All of the data should be output character for character, except the pictures.
##### Given data
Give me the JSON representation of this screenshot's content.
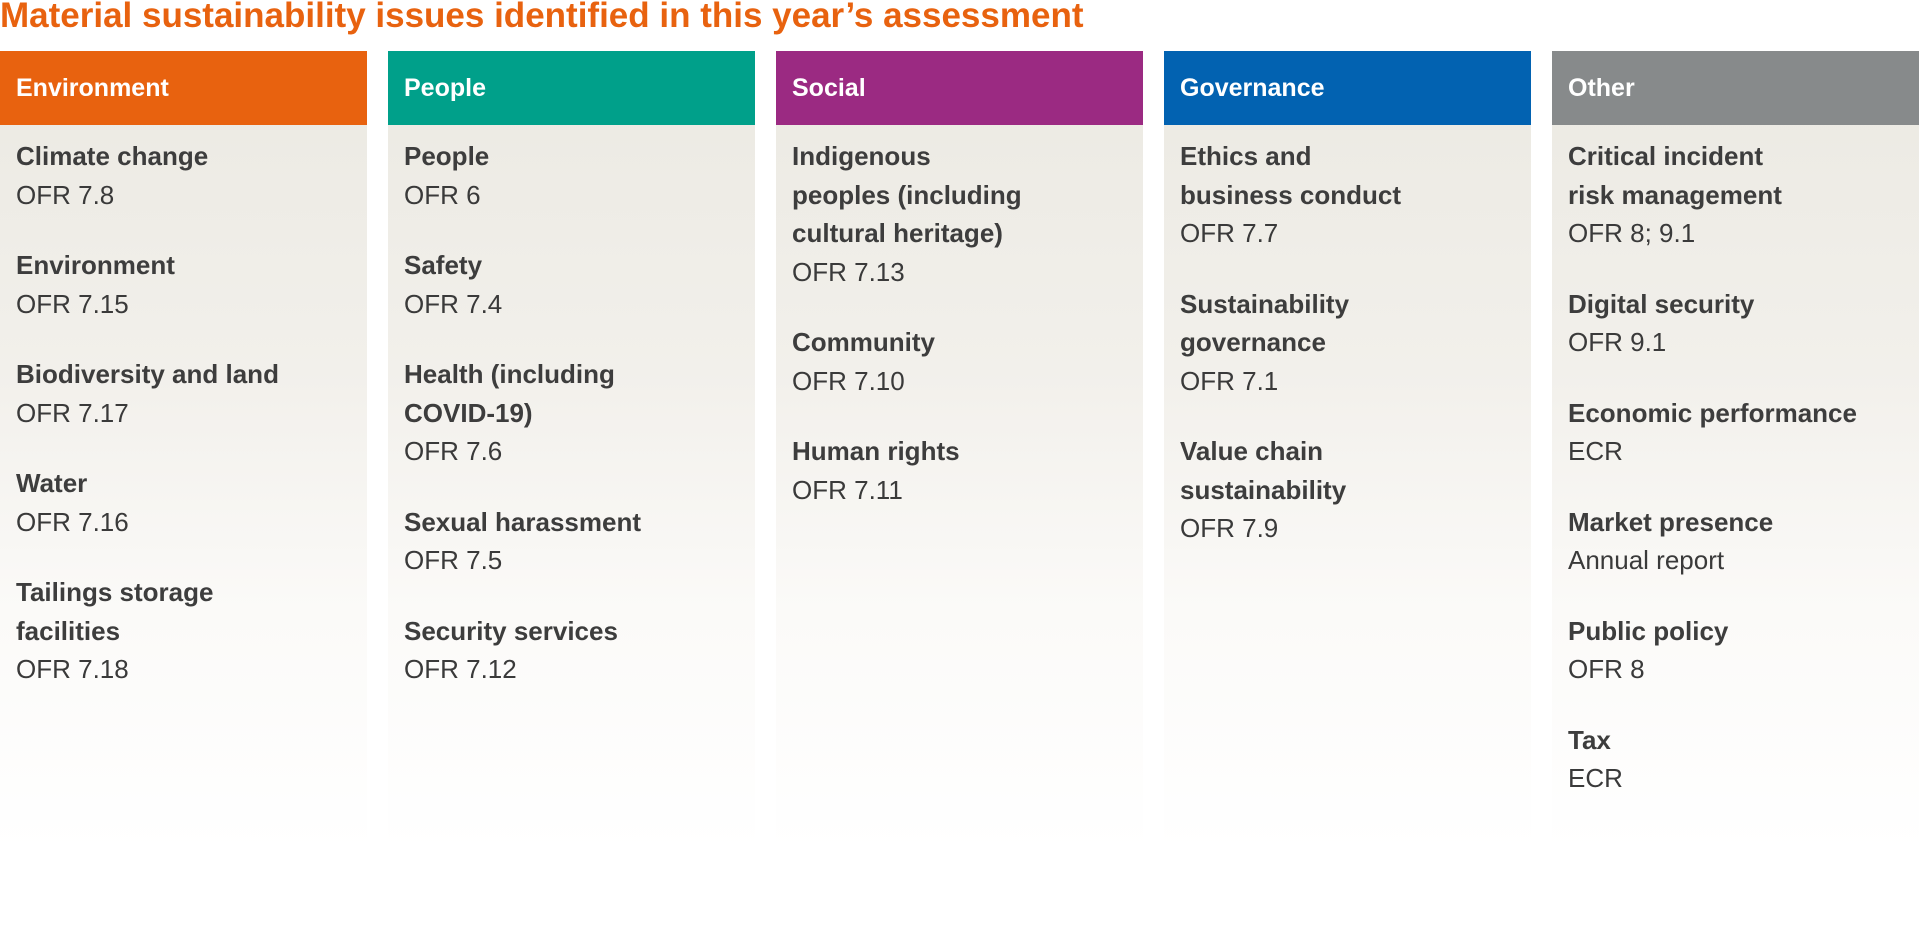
{
  "title": "Material sustainability issues identified in this year’s assessment",
  "columns": [
    {
      "header": "Environment",
      "color": "#e8620f",
      "items": [
        {
          "lines": [
            "Climate change"
          ],
          "ref": "OFR 7.8"
        },
        {
          "lines": [
            "Environment"
          ],
          "ref": "OFR 7.15"
        },
        {
          "lines": [
            "Biodiversity and land"
          ],
          "ref": "OFR 7.17"
        },
        {
          "lines": [
            "Water"
          ],
          "ref": "OFR 7.16"
        },
        {
          "lines": [
            "Tailings storage",
            "facilities"
          ],
          "ref": "OFR 7.18"
        }
      ]
    },
    {
      "header": "People",
      "color": "#00a08a",
      "items": [
        {
          "lines": [
            "People"
          ],
          "ref": "OFR 6"
        },
        {
          "lines": [
            "Safety"
          ],
          "ref": "OFR 7.4"
        },
        {
          "lines": [
            "Health (including",
            "COVID-19)"
          ],
          "ref": "OFR 7.6"
        },
        {
          "lines": [
            "Sexual harassment"
          ],
          "ref": "OFR 7.5"
        },
        {
          "lines": [
            "Security services"
          ],
          "ref": "OFR 7.12"
        }
      ]
    },
    {
      "header": "Social",
      "color": "#9b2a82",
      "items": [
        {
          "lines": [
            "Indigenous",
            "peoples (including",
            "cultural heritage)"
          ],
          "ref": "OFR 7.13"
        },
        {
          "lines": [
            "Community"
          ],
          "ref": "OFR 7.10"
        },
        {
          "lines": [
            "Human rights"
          ],
          "ref": "OFR 7.11"
        }
      ]
    },
    {
      "header": "Governance",
      "color": "#0262b1",
      "items": [
        {
          "lines": [
            "Ethics and",
            "business conduct"
          ],
          "ref": "OFR 7.7"
        },
        {
          "lines": [
            "Sustainability",
            "governance"
          ],
          "ref": "OFR 7.1"
        },
        {
          "lines": [
            "Value chain",
            "sustainability"
          ],
          "ref": "OFR 7.9"
        }
      ]
    },
    {
      "header": "Other",
      "color": "#878a8b",
      "items": [
        {
          "lines": [
            "Critical incident",
            "risk management"
          ],
          "ref": "OFR 8; 9.1"
        },
        {
          "lines": [
            "Digital security"
          ],
          "ref": "OFR 9.1"
        },
        {
          "lines": [
            "Economic performance"
          ],
          "ref": "ECR"
        },
        {
          "lines": [
            "Market presence"
          ],
          "ref": "Annual report"
        },
        {
          "lines": [
            "Public policy"
          ],
          "ref": "OFR 8"
        },
        {
          "lines": [
            "Tax"
          ],
          "ref": "ECR"
        }
      ]
    }
  ]
}
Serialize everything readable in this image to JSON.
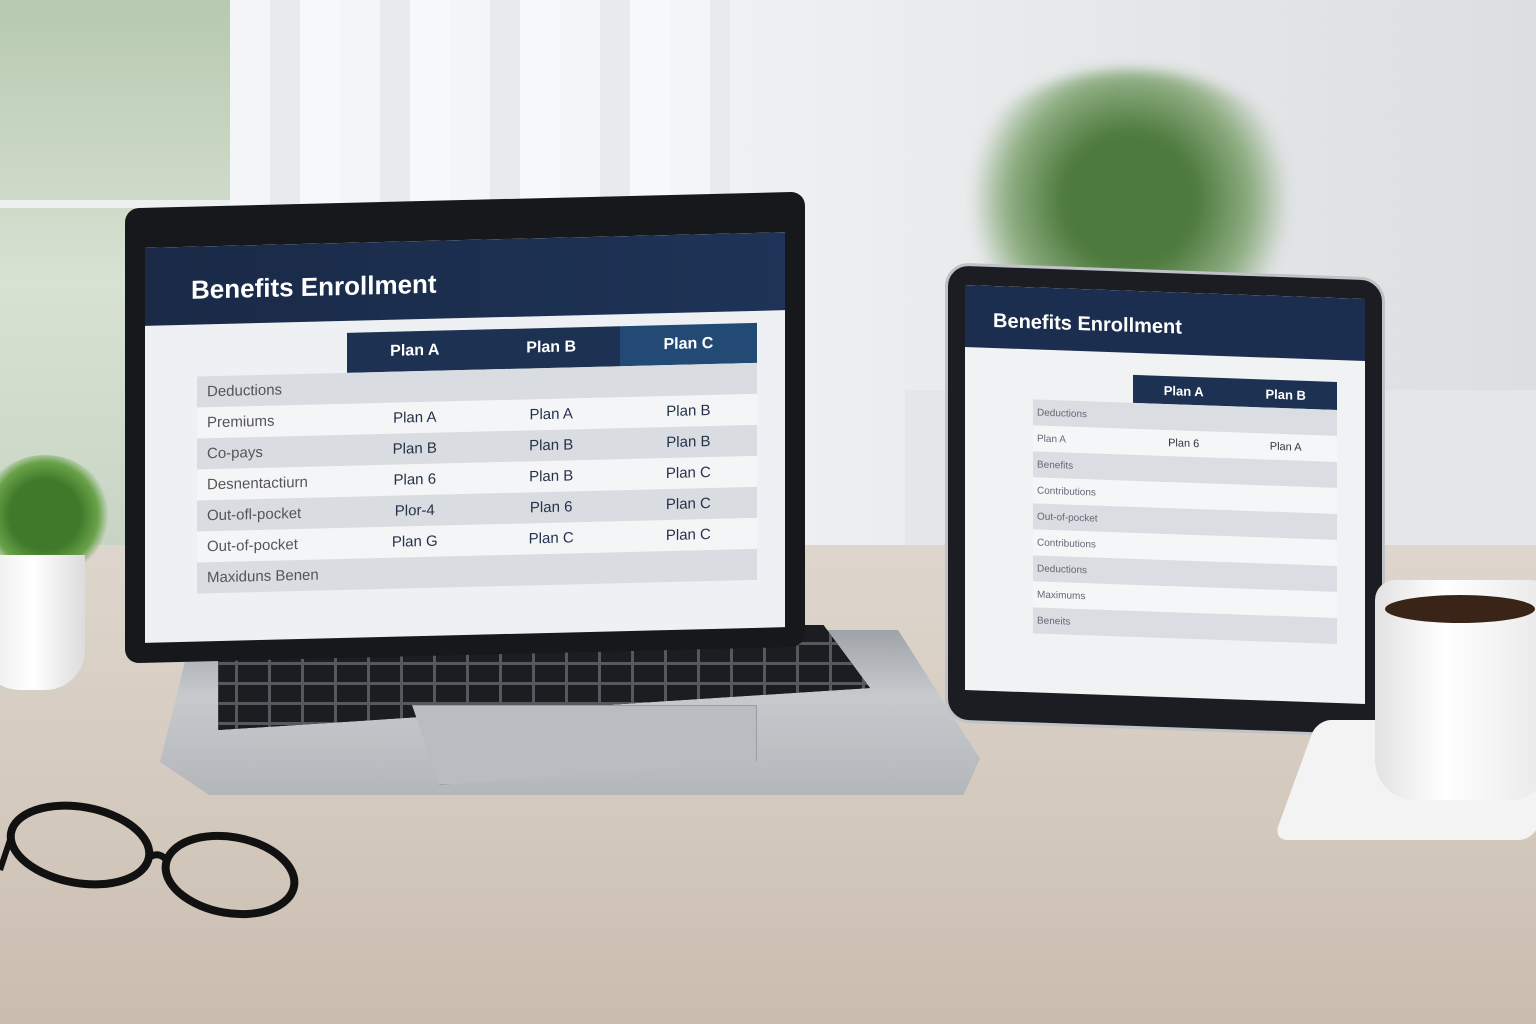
{
  "laptop": {
    "title": "Benefits Enrollment",
    "columns": [
      "Plan A",
      "Plan B",
      "Plan C"
    ],
    "rows": [
      {
        "label": "Deductions",
        "cells": [
          "",
          "",
          ""
        ]
      },
      {
        "label": "Premiums",
        "cells": [
          "Plan A",
          "Plan A",
          "Plan B"
        ]
      },
      {
        "label": "Co-pays",
        "cells": [
          "Plan B",
          "Plan B",
          "Plan B"
        ]
      },
      {
        "label": "Desnentactiurn",
        "cells": [
          "Plan 6",
          "Plan B",
          "Plan C"
        ]
      },
      {
        "label": "Out-ofl-pocket",
        "cells": [
          "Plor-4",
          "Plan 6",
          "Plan C"
        ]
      },
      {
        "label": "Out-of-pocket",
        "cells": [
          "Plan G",
          "Plan C",
          "Plan C"
        ]
      },
      {
        "label": "Maxiduns Benen",
        "cells": [
          "",
          "",
          ""
        ]
      }
    ]
  },
  "tablet": {
    "title": "Benefits Enrollment",
    "columns": [
      "Plan A",
      "Plan B"
    ],
    "rows": [
      {
        "label": "Deductions",
        "cells": [
          "",
          ""
        ]
      },
      {
        "label": "Plan A",
        "cells": [
          "Plan 6",
          "Plan A"
        ]
      },
      {
        "label": "Benefits",
        "cells": [
          "",
          ""
        ]
      },
      {
        "label": "Contributions",
        "cells": [
          "",
          ""
        ]
      },
      {
        "label": "Out-of-pocket",
        "cells": [
          "",
          ""
        ]
      },
      {
        "label": "Contributions",
        "cells": [
          "",
          ""
        ]
      },
      {
        "label": "Deductions",
        "cells": [
          "",
          ""
        ]
      },
      {
        "label": "Maximums",
        "cells": [
          "",
          ""
        ]
      },
      {
        "label": "Beneits",
        "cells": [
          "",
          ""
        ]
      }
    ]
  }
}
##########
**Answer to this exercise:**
Give me the JSON representation of this screenshot's content.
{
  "title": "Material sustainability issues identified in this year’s assessment",
  "columns": [
    {
      "header": "Environment",
      "color": "#e8620f",
      "items": [
        {
          "lines": [
            "Climate change"
          ],
          "ref": "OFR 7.8"
        },
        {
          "lines": [
            "Environment"
          ],
          "ref": "OFR 7.15"
        },
        {
          "lines": [
            "Biodiversity and land"
          ],
          "ref": "OFR 7.17"
        },
        {
          "lines": [
            "Water"
          ],
          "ref": "OFR 7.16"
        },
        {
          "lines": [
            "Tailings storage",
            "facilities"
          ],
          "ref": "OFR 7.18"
        }
      ]
    },
    {
      "header": "People",
      "color": "#00a08a",
      "items": [
        {
          "lines": [
            "People"
          ],
          "ref": "OFR 6"
        },
        {
          "lines": [
            "Safety"
          ],
          "ref": "OFR 7.4"
        },
        {
          "lines": [
            "Health (including",
            "COVID-19)"
          ],
          "ref": "OFR 7.6"
        },
        {
          "lines": [
            "Sexual harassment"
          ],
          "ref": "OFR 7.5"
        },
        {
          "lines": [
            "Security services"
          ],
          "ref": "OFR 7.12"
        }
      ]
    },
    {
      "header": "Social",
      "color": "#9b2a82",
      "items": [
        {
          "lines": [
            "Indigenous",
            "peoples (including",
            "cultural heritage)"
          ],
          "ref": "OFR 7.13"
        },
        {
          "lines": [
            "Community"
          ],
          "ref": "OFR 7.10"
        },
        {
          "lines": [
            "Human rights"
          ],
          "ref": "OFR 7.11"
        }
      ]
    },
    {
      "header": "Governance",
      "color": "#0262b1",
      "items": [
        {
          "lines": [
            "Ethics and",
            "business conduct"
          ],
          "ref": "OFR 7.7"
        },
        {
          "lines": [
            "Sustainability",
            "governance"
          ],
          "ref": "OFR 7.1"
        },
        {
          "lines": [
            "Value chain",
            "sustainability"
          ],
          "ref": "OFR 7.9"
        }
      ]
    },
    {
      "header": "Other",
      "color": "#878a8b",
      "items": [
        {
          "lines": [
            "Critical incident",
            "risk management"
          ],
          "ref": "OFR 8; 9.1"
        },
        {
          "lines": [
            "Digital security"
          ],
          "ref": "OFR 9.1"
        },
        {
          "lines": [
            "Economic performance"
          ],
          "ref": "ECR"
        },
        {
          "lines": [
            "Market presence"
          ],
          "ref": "Annual report"
        },
        {
          "lines": [
            "Public policy"
          ],
          "ref": "OFR 8"
        },
        {
          "lines": [
            "Tax"
          ],
          "ref": "ECR"
        }
      ]
    }
  ]
}
Serialize everything readable in this image to JSON.
{
  "laptop": {
    "title": "Benefits Enrollment",
    "columns": [
      "Plan A",
      "Plan B",
      "Plan C"
    ],
    "rows": [
      {
        "label": "Deductions",
        "cells": [
          "",
          "",
          ""
        ]
      },
      {
        "label": "Premiums",
        "cells": [
          "Plan A",
          "Plan A",
          "Plan B"
        ]
      },
      {
        "label": "Co-pays",
        "cells": [
          "Plan B",
          "Plan B",
          "Plan B"
        ]
      },
      {
        "label": "Desnentactiurn",
        "cells": [
          "Plan 6",
          "Plan B",
          "Plan C"
        ]
      },
      {
        "label": "Out-ofl-pocket",
        "cells": [
          "Plor-4",
          "Plan 6",
          "Plan C"
        ]
      },
      {
        "label": "Out-of-pocket",
        "cells": [
          "Plan G",
          "Plan C",
          "Plan C"
        ]
      },
      {
        "label": "Maxiduns Benen",
        "cells": [
          "",
          "",
          ""
        ]
      }
    ]
  },
  "tablet": {
    "title": "Benefits Enrollment",
    "columns": [
      "Plan A",
      "Plan B"
    ],
    "rows": [
      {
        "label": "Deductions",
        "cells": [
          "",
          ""
        ]
      },
      {
        "label": "Plan A",
        "cells": [
          "Plan 6",
          "Plan A"
        ]
      },
      {
        "label": "Benefits",
        "cells": [
          "",
          ""
        ]
      },
      {
        "label": "Contributions",
        "cells": [
          "",
          ""
        ]
      },
      {
        "label": "Out-of-pocket",
        "cells": [
          "",
          ""
        ]
      },
      {
        "label": "Contributions",
        "cells": [
          "",
          ""
        ]
      },
      {
        "label": "Deductions",
        "cells": [
          "",
          ""
        ]
      },
      {
        "label": "Maximums",
        "cells": [
          "",
          ""
        ]
      },
      {
        "label": "Beneits",
        "cells": [
          "",
          ""
        ]
      }
    ]
  }
}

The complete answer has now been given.